19 August 2012

Sarajevo


Langerhoffter Regen
Nachmittags pflegen wir den bosnischen Brauch des Kaffe trinkens. Das macht hier jeder täglich drei Mal. Doch davor wird ein Bisschen die Stadt erkundet. Und die ist wirklich wunderschön! Ich fühle mich ein Bisschen wie in meiner Heimatstadt Thale. Sarajevo ist von hohen Bergen umgeben und durch die Mitte fließt der Fluss Miljacka. Nur leider hat sie fast kein Wasser. Vorgestern hat es jedoch das vierte Mal seit Anfang Mai geregnet und seit dem ist das Wasser sogar hörbar am plätschern. Eines Abends sind wir einen Berg ein Stückchen hoch gegangen und habendie ganze Stadt erblicken können.


Da die Stadt lang und schlank ist können wir uns auch schon gut orientieren...und oxidentieren…Zugegebenermaßen ein unheimlich schlechter Witz, aber er passt gut, weil sich hier Orient und Oxident begegnen und eine interessante Mischung ergeben. Das kommt daher, dass Bosnien ethnisch gesehen ein sehr bunt gemischtes Land ist, das sich aus 48% Bosniaken (Bezeichnung für muslimische Bosnier, klingt meiner Meinung nach abschätzend, soll es aber keineswegs sein), 37% Serben, 14% Kroaten und mehreren Minderheiten, wie z.b. den Roma, zusammensetzt. Das hat wiederum geschichtliche Hintergründe, die aber zu komplex sind, um sie nebenbei erwähnen zu können. Dieses Multikulti wird vorallem in der Innenstadt deutlich. Dort befinden sich im Umrekis von 100m² eine katholische Kathedrale, eine jüdische Synagoge, eine orthodoxe Kirche und eine Moschee.

• Aufgabe 1: Prüfe anhand des Seitenauszugs, ob diese Aussagen zutreffen: (a) Durch die Mitte Sarajevos fließt der Fluss Miljacka. (b) Die Serben bilden den größten Bevölkerungsanteil Bosniens. (c) Vorgestern hat es zum ersten Mal seit Anfang Mai geregnet. Antworte jeweils mit Ja oder Nein und zitiere die entscheidenden Worte wörtlich.
• Aufgabe 2: Zitiere aus dem Seitenauszug wortgetreu den Abschnitt, der bei den Worten „Da die Stadt“ beginnt und nach „und eine Moschee.“ endet.

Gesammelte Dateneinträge

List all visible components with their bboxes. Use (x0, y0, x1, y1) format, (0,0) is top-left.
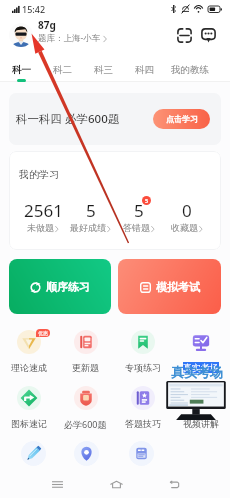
staticText: 点击学习 (166, 114, 198, 124)
button[interactable]: 科一科四 必学600题 (9, 93, 221, 145)
staticText: 真实考场 (171, 364, 223, 380)
button[interactable]: Location (74, 441, 99, 466)
staticText: 题库：上海-小车 (38, 32, 101, 44)
button[interactable]: 0 (163, 199, 211, 233)
staticText: 15:42 (22, 3, 46, 15)
button[interactable]: Study materials (129, 441, 154, 466)
staticText: 顺序练习 (46, 280, 90, 294)
button[interactable]: 我的教练 (167, 52, 213, 82)
button[interactable]: 科二 (39, 52, 85, 82)
staticText: 真实考场 (183, 362, 219, 373)
button[interactable]: 必学600题 (57, 386, 114, 430)
staticText: 答题技巧 (125, 418, 161, 429)
button[interactable]: 专项练习 (114, 330, 172, 373)
button[interactable]: 优惠 (0, 330, 57, 373)
button[interactable]: 顺序练习 (9, 259, 111, 314)
button[interactable]: 答题技巧 (114, 386, 172, 429)
staticText: 科四 (135, 64, 154, 76)
button[interactable]: Profile (9, 23, 33, 47)
staticText: 我的教练 (171, 64, 209, 76)
staticText: 答错题 (123, 222, 150, 233)
button[interactable]: Messages (197, 24, 219, 46)
button[interactable]: 科一 (0, 52, 44, 82)
button[interactable]: 5 (67, 199, 115, 233)
staticText: 科三 (94, 64, 113, 76)
button[interactable]: Home (106, 474, 127, 495)
button[interactable]: Scan (173, 24, 195, 46)
staticText: 5 (86, 199, 96, 222)
staticText: 未做题 (27, 222, 54, 233)
staticText: 科二 (53, 64, 72, 76)
staticText: 5 (145, 197, 149, 204)
staticText: 优惠 (38, 330, 48, 336)
button[interactable]: 更新题 (57, 330, 114, 373)
button[interactable]: Back (164, 474, 185, 495)
button[interactable]: 真实考场 (172, 330, 230, 373)
staticText: 87g (38, 18, 56, 32)
button[interactable]: 图标速记 (0, 386, 57, 429)
button[interactable]: 5 (115, 199, 163, 233)
staticText: 模拟考试 (156, 280, 200, 294)
button[interactable]: 模拟考试 (118, 259, 221, 314)
staticText: 科一 (12, 64, 31, 76)
staticText: 收藏题 (171, 222, 198, 233)
staticText: 专项练习 (125, 362, 161, 373)
button[interactable]: 视频讲解 (172, 386, 230, 429)
button[interactable]: 科四 (121, 52, 167, 82)
staticText: 更新题 (72, 362, 99, 373)
button[interactable]: 2561 (19, 199, 67, 233)
staticText: 视频讲解 (183, 418, 219, 429)
staticText: 最好成绩 (70, 222, 106, 233)
staticText: 5 (134, 199, 144, 222)
button[interactable]: Edit (21, 441, 46, 466)
staticText: 科一科四 必学600题 (16, 111, 120, 127)
staticText: 图标速记 (11, 418, 47, 429)
staticText: 0 (182, 199, 192, 222)
button[interactable]: Recents (47, 474, 68, 495)
button[interactable]: 科三 (80, 52, 126, 82)
staticText: 理论速成 (11, 362, 47, 373)
button[interactable]: 点击学习 (153, 109, 210, 129)
staticText: 2561 (24, 199, 63, 222)
staticText: 必学600题 (64, 418, 107, 430)
staticText: 我的学习 (19, 168, 59, 181)
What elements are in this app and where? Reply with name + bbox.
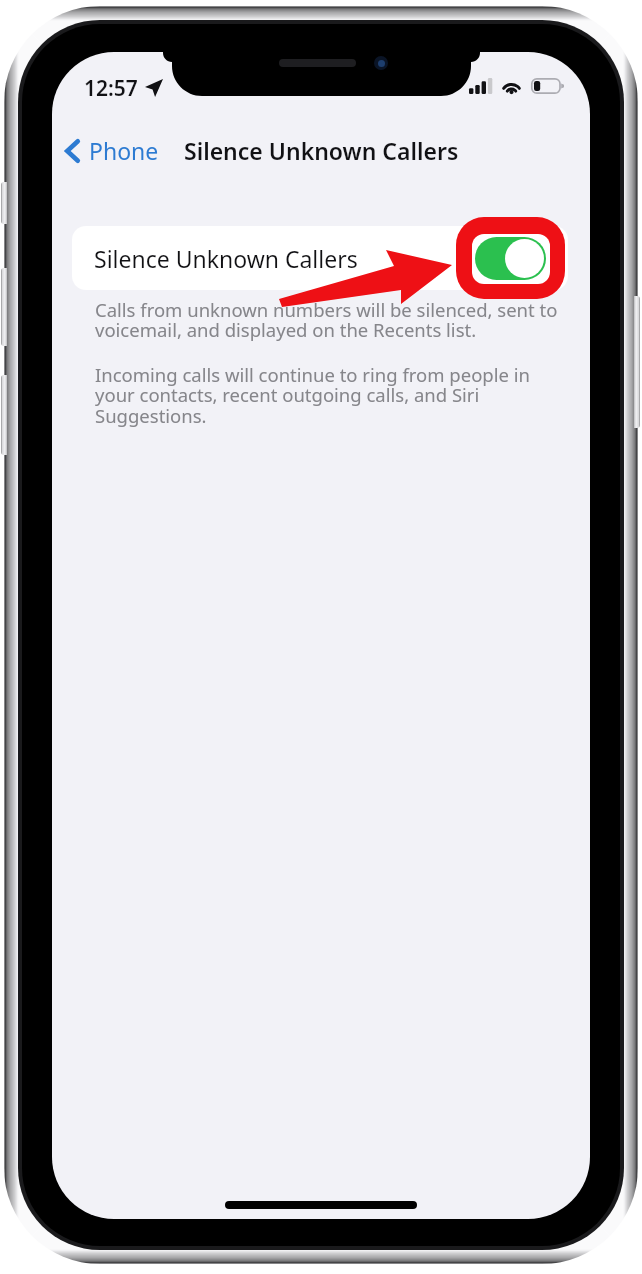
staticText: Calls from unknown numbers will be silen… [95, 297, 561, 343]
button[interactable]: Silence Unknown Callers [72, 226, 568, 290]
button[interactable]: Phone [55, 128, 169, 173]
staticText: Phone [89, 135, 159, 166]
staticText: Silence Unknown Callers [184, 135, 459, 166]
staticText: Silence Unknown Callers [94, 243, 358, 274]
button[interactable]: Silence Unknown Callers switch [456, 217, 565, 299]
staticText: 12:57 [84, 74, 138, 103]
staticText: Incoming calls will continue to ring fro… [95, 362, 561, 429]
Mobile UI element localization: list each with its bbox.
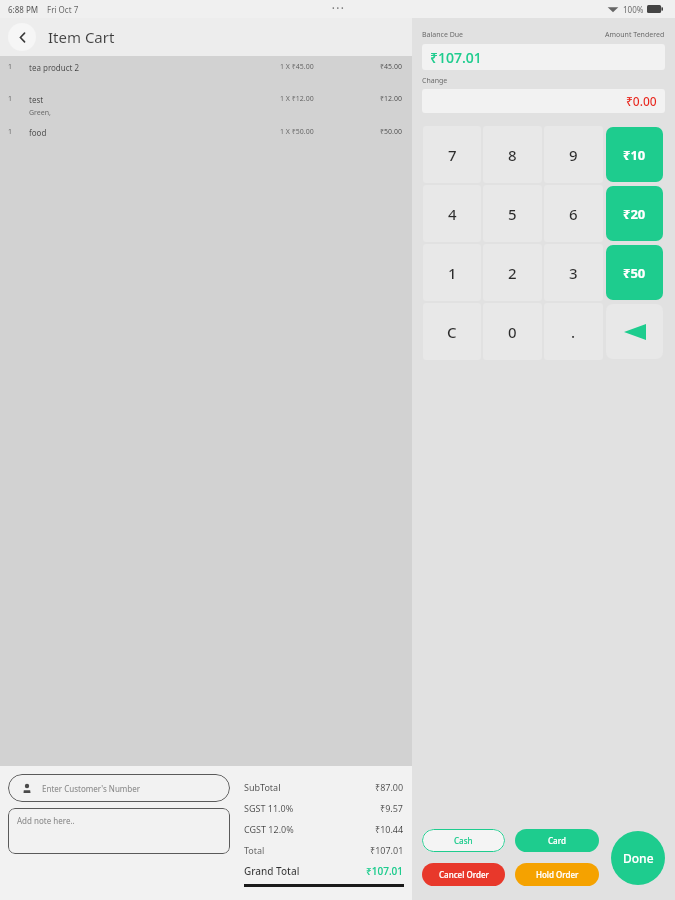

• Antwort 1:
(a) Ja: „Sarajevo ist von hohen Bergen umgeben und durch die Mitte fließt der Fluss Miljacka.“
(b) Nein: „48% Bosniaken (Bezeichnung für muslimische Bosnier, klingt meiner Meinung nach abschätzend, soll es aber keineswegs sein), 37% Serben, 14% Kroaten“
(c) Nein: „Vorgestern hat es jedoch das vierte Mal seit Anfang Mai geregnet“

• Antwort 2:
Da die Stadt lang und schlank ist können wir uns auch schon gut orientieren...und oxidentieren…Zugegebenermaßen ein unheimlich schlechter Witz, aber er passt gut, weil sich hier Orient und Oxident begegnen und eine interessante Mischung ergeben. Das kommt daher, dass Bosnien ethnisch gesehen ein sehr bunt gemischtes Land ist, das sich aus 48% Bosniaken (Bezeichnung für muslimische Bosnier, klingt meiner Meinung nach abschätzend, soll es aber keineswegs sein), 37% Serben, 14% Kroaten und mehreren Minderheiten, wie z.b. den Roma, zusammensetzt. Das hat wiederum geschichtliche Hintergründe, die aber zu komplex sind, um sie nebenbei erwähnen zu können. Dieses Multikulti wird vorallem in der Innenstadt deutlich. Dort befinden sich im Umrekis von 100m² eine katholische Kathedrale, eine jüdische Synagoge, eine orthodoxe Kirche und eine Moschee.